What to do: Your task is to copy the listing exactly. Drop any pictures from the copy.

Data shown:
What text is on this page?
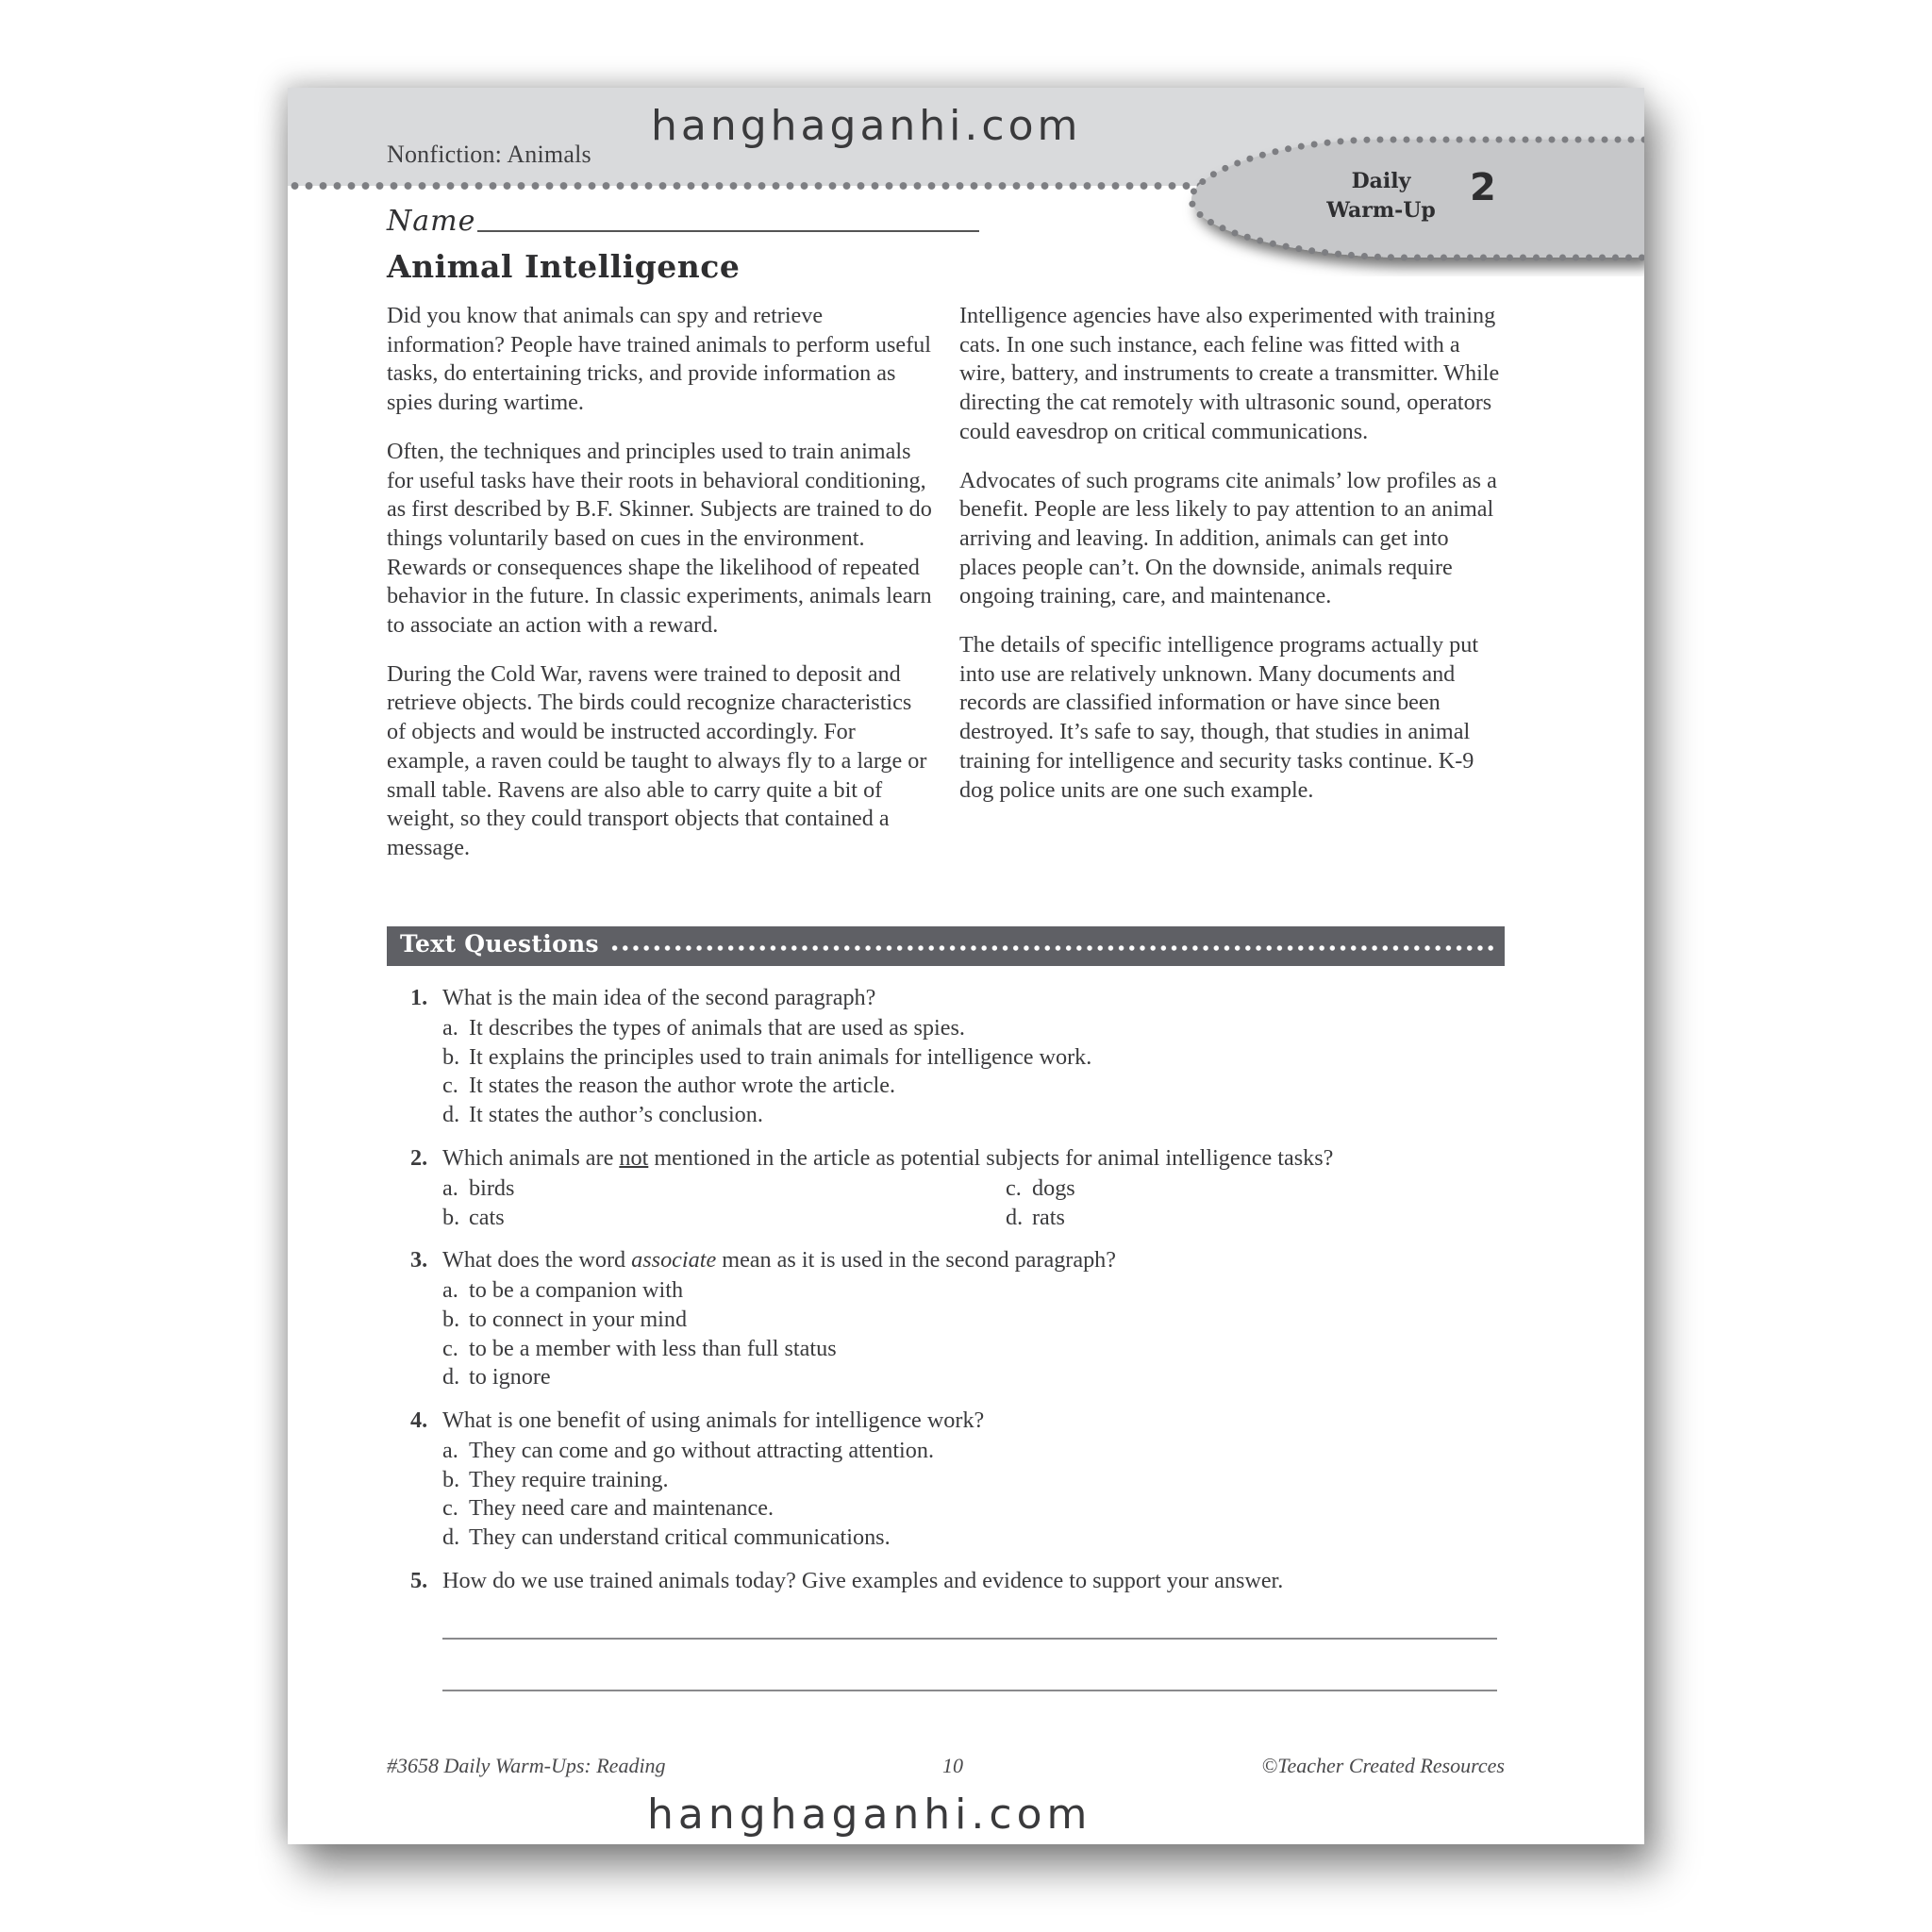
Nonfiction: Animals
Daily
Warm-Up
2
Name
Animal Intelligence

Did you know that animals can spy and retrieve information? People have trained animals to perform useful tasks, do entertaining tricks, and provide information as spies during wartime.

Often, the techniques and principles used to train animals for useful tasks have their roots in behavioral conditioning, as first described by B.F. Skinner. Subjects are trained to do things voluntarily based on cues in the environment. Rewards or consequences shape the likelihood of repeated behavior in the future. In classic experiments, animals learn to associate an action with a reward.

During the Cold War, ravens were trained to deposit and retrieve objects. The birds could recognize characteristics of objects and would be instructed accordingly. For example, a raven could be taught to always fly to a large or small table. Ravens are also able to carry quite a bit of weight, so they could transport objects that contained a message.

Intelligence agencies have also experimented with training cats. In one such instance, each feline was fitted with a wire, battery, and instruments to create a transmitter. While directing the cat remotely with ultrasonic sound, operators could eavesdrop on critical communications.

Advocates of such programs cite animals’ low profiles as a benefit. People are less likely to pay attention to an animal arriving and leaving. In addition, animals can get into places people can’t. On the downside, animals require ongoing training, care, and maintenance.

The details of specific intelligence programs actually put into use are relatively unknown. Many documents and records are classified information or have since been destroyed. It’s safe to say, though, that studies in animal training for intelligence and security tasks continue. K-9 dog police units are one such example.

Text Questions
1. What is the main idea of the second paragraph?
a. It describes the types of animals that are used as spies.
b. It explains the principles used to train animals for intelligence work.
c. It states the reason the author wrote the article.
d. It states the author’s conclusion.
2. Which animals are not mentioned in the article as potential subjects for animal intelligence tasks?
a. birds	c. dogs
b. cats	d. rats
3. What does the word associate mean as it is used in the second paragraph?
a. to be a companion with
b. to connect in your mind
c. to be a member with less than full status
d. to ignore
4. What is one benefit of using animals for intelligence work?
a. They can come and go without attracting attention.
b. They require training.
c. They need care and maintenance.
d. They can understand critical communications.
5. How do we use trained animals today? Give examples and evidence to support your answer.
#3658 Daily Warm-Ups: Reading	10	©Teacher Created Resources
hanghaganhi.com
hanghaganhi.com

Output for this task:
What text is on this page?
Nonfiction: Animals
Daily
Warm-Up
2
Name
Animal Intelligence

Did you know that animals can spy and retrieve information? People have trained animals to perform useful tasks, do entertaining tricks, and provide information as spies during wartime.

Often, the techniques and principles used to train animals for useful tasks have their roots in behavioral conditioning, as first described by B.F. Skinner. Subjects are trained to do things voluntarily based on cues in the environment. Rewards or consequences shape the likelihood of repeated behavior in the future. In classic experiments, animals learn to associate an action with a reward.

During the Cold War, ravens were trained to deposit and retrieve objects. The birds could recognize characteristics of objects and would be instructed accordingly. For example, a raven could be taught to always fly to a large or small table. Ravens are also able to carry quite a bit of weight, so they could transport objects that contained a message.

Intelligence agencies have also experimented with training cats. In one such instance, each feline was fitted with a wire, battery, and instruments to create a transmitter. While directing the cat remotely with ultrasonic sound, operators could eavesdrop on critical communications.

Advocates of such programs cite animals’ low profiles as a benefit. People are less likely to pay attention to an animal arriving and leaving. In addition, animals can get into places people can’t. On the downside, animals require ongoing training, care, and maintenance.

The details of specific intelligence programs actually put into use are relatively unknown. Many documents and records are classified information or have since been destroyed. It’s safe to say, though, that studies in animal training for intelligence and security tasks continue. K-9 dog police units are one such example.

Text Questions
1. What is the main idea of the second paragraph?
a. It describes the types of animals that are used as spies.
b. It explains the principles used to train animals for intelligence work.
c. It states the reason the author wrote the article.
d. It states the author’s conclusion.
2. Which animals are not mentioned in the article as potential subjects for animal intelligence tasks?
a. birds	c. dogs
b. cats	d. rats
3. What does the word associate mean as it is used in the second paragraph?
a. to be a companion with
b. to connect in your mind
c. to be a member with less than full status
d. to ignore
4. What is one benefit of using animals for intelligence work?
a. They can come and go without attracting attention.
b. They require training.
c. They need care and maintenance.
d. They can understand critical communications.
5. How do we use trained animals today? Give examples and evidence to support your answer.
#3658 Daily Warm-Ups: Reading	10	©Teacher Created Resources
hanghaganhi.com
hanghaganhi.com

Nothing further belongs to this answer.